Set problem >>
Show every line in the records below that contains the word "name".

====

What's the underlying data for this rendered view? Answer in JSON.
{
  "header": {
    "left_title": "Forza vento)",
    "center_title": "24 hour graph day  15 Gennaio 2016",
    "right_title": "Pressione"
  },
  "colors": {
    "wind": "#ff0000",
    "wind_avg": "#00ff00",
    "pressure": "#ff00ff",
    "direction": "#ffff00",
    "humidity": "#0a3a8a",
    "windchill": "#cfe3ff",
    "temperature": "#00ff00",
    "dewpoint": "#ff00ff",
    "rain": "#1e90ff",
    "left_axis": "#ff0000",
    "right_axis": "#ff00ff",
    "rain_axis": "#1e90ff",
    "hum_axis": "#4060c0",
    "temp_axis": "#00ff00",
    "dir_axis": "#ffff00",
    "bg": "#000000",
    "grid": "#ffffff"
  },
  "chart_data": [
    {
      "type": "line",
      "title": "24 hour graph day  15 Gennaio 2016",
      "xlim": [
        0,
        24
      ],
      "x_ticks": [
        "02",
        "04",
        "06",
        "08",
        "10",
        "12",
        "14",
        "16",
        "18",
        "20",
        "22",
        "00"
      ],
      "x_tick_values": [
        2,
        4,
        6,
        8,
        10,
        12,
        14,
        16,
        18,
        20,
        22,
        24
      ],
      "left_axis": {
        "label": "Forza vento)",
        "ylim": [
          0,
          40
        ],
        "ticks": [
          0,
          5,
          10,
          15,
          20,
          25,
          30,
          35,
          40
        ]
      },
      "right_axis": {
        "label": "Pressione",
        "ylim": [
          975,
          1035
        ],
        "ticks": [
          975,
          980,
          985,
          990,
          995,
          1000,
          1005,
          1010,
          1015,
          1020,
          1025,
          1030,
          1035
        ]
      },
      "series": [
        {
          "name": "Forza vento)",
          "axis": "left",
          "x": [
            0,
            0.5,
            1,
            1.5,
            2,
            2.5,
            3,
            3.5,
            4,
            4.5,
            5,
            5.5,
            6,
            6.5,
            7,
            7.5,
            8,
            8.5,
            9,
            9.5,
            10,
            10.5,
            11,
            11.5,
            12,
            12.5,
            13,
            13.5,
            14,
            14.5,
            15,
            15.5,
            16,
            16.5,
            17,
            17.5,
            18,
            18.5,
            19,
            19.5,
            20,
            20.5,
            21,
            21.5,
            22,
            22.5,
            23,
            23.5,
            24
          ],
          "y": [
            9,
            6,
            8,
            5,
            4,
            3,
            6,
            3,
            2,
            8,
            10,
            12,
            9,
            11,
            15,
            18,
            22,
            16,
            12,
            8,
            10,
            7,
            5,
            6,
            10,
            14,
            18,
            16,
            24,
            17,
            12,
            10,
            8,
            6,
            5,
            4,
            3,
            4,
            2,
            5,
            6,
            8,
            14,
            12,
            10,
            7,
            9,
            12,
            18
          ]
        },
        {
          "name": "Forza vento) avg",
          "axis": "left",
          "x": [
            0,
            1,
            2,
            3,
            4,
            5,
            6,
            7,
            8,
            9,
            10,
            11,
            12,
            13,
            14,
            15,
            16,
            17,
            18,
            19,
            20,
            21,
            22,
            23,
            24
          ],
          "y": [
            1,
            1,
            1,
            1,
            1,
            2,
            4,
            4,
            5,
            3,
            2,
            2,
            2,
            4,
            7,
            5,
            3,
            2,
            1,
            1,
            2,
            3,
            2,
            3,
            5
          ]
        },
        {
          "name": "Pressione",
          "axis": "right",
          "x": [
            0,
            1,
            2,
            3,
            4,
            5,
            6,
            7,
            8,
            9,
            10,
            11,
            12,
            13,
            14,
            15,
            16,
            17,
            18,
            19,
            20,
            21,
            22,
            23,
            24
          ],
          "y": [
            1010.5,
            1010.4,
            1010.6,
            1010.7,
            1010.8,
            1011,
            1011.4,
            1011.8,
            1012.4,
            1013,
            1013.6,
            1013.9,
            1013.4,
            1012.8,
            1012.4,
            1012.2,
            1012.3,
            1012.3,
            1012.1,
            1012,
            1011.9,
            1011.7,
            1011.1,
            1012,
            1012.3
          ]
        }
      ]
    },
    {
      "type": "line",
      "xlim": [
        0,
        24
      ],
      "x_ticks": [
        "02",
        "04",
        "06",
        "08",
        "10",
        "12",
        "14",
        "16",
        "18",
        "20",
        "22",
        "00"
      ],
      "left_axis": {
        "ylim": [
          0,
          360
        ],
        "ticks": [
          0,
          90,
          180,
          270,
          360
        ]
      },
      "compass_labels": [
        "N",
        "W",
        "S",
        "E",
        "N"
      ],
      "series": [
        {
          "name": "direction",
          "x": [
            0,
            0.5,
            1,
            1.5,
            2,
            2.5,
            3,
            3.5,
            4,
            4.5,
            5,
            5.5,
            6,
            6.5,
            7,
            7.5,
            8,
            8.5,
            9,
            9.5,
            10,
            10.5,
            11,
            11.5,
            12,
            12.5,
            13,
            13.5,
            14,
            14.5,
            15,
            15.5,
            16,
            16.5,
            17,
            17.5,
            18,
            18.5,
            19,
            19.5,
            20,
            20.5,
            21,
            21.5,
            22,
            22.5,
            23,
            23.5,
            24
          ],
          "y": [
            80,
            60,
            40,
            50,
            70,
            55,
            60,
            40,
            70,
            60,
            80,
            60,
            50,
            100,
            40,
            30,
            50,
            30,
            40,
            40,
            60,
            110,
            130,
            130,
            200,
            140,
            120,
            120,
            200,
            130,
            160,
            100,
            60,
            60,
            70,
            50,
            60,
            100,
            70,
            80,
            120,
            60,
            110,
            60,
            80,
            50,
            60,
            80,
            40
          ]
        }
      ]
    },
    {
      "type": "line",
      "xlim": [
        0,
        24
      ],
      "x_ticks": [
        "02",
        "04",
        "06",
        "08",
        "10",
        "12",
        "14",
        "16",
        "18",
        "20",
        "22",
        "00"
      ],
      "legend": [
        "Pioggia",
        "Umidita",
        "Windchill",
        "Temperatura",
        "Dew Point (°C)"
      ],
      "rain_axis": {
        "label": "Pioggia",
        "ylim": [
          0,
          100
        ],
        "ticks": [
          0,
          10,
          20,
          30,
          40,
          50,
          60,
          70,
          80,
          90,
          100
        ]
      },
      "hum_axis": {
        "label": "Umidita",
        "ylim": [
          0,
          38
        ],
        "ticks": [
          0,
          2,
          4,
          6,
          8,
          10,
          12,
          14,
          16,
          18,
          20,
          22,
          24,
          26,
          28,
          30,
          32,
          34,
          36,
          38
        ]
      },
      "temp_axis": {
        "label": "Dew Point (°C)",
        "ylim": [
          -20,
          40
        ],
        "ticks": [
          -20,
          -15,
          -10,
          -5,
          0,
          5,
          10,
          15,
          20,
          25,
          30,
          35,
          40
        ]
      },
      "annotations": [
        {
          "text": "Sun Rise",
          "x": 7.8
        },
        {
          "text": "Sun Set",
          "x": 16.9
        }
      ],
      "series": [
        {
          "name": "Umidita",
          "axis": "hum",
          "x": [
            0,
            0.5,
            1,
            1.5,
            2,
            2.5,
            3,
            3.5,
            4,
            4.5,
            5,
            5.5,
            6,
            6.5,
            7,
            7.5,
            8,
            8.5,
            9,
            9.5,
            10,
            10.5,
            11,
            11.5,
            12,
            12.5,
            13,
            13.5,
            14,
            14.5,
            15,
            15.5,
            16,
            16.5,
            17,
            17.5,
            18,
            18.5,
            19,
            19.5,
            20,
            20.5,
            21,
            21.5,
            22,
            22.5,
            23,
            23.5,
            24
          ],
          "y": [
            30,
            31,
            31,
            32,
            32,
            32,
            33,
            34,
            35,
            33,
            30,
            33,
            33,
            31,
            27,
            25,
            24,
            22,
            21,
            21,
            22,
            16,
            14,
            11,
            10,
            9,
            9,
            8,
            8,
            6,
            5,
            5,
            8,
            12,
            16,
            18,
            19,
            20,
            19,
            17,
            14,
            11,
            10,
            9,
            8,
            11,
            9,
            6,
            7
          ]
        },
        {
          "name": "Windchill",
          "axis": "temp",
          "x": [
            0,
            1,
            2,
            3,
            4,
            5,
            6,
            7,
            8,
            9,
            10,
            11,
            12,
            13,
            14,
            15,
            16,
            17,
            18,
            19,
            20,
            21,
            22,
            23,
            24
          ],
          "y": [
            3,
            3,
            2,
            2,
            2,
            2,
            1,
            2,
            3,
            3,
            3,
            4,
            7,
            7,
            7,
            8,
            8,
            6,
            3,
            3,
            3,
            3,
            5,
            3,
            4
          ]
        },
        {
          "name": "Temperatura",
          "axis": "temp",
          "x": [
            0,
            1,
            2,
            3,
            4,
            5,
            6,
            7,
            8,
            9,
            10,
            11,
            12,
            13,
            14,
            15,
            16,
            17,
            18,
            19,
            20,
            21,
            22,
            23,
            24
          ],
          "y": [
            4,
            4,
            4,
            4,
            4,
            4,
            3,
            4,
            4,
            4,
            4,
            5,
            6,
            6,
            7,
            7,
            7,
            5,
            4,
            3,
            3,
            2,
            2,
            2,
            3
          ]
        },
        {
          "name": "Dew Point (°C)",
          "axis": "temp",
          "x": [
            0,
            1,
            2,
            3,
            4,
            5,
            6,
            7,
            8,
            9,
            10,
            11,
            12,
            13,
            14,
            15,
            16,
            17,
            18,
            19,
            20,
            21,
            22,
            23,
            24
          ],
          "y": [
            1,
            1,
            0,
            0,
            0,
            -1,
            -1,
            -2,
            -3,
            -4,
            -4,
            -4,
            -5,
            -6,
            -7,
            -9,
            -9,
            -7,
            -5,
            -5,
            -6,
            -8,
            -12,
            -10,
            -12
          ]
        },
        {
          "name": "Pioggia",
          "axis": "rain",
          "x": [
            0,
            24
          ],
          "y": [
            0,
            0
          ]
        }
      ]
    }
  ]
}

====

Result of the exercise >>
          "name": "Forza vento)",
          "name": "Forza vento) avg",
          "name": "Pressione",
          "name": "direction",
          "name": "Umidita",
          "name": "Windchill",
          "name": "Temperatura",
          "name": "Dew Point (°C)",
          "name": "Pioggia",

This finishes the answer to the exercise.